[Entries from a page text collection]
---

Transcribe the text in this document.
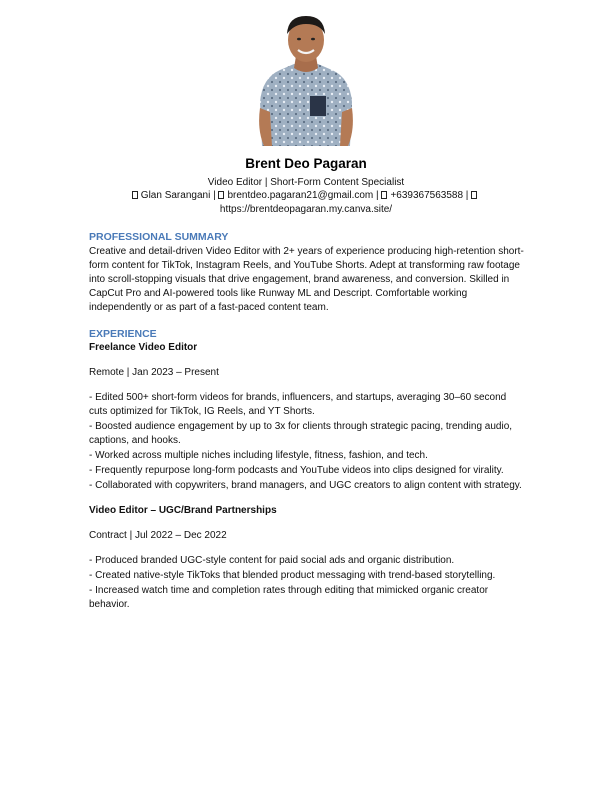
Brent Deo Pagaran
Video Editor | Short-Form Content Specialist
Glan Sarangani | brentdeo.pagaran21@gmail.com | +639367563588 |
https://brentdeopagaran.my.canva.site/
PROFESSIONAL SUMMARY

Creative and detail-driven Video Editor with 2+ years of experience producing high-retention short-form content for TikTok, Instagram Reels, and YouTube Shorts. Adept at transforming raw footage into scroll-stopping visuals that drive engagement, brand awareness, and conversion. Skilled in CapCut Pro and AI-powered tools like Runway ML and Descript. Comfortable working independently or as part of a fast-paced content team.

EXPERIENCE

Freelance Video Editor

Remote | Jan 2023 – Present

- Edited 500+ short-form videos for brands, influencers, and startups, averaging 30–60 second cuts optimized for TikTok, IG Reels, and YT Shorts.
- Boosted audience engagement by up to 3x for clients through strategic pacing, trending audio, captions, and hooks.
- Worked across multiple niches including lifestyle, fitness, fashion, and tech.
- Frequently repurpose long-form podcasts and YouTube videos into clips designed for virality.
- Collaborated with copywriters, brand managers, and UGC creators to align content with strategy.

Video Editor – UGC/Brand Partnerships

Contract | Jul 2022 – Dec 2022

- Produced branded UGC-style content for paid social ads and organic distribution.
- Created native-style TikToks that blended product messaging with trend-based storytelling.
- Increased watch time and completion rates through editing that mimicked organic creator behavior.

---

▶ **Activity**
Copy out each line of the entries above that holds "through".

▶ **Solved exercise**
- Boosted audience engagement by up to 3x for clients through strategic pacing, trending audio, captions, and hooks.
- Increased watch time and completion rates through editing that mimicked organic creator behavior.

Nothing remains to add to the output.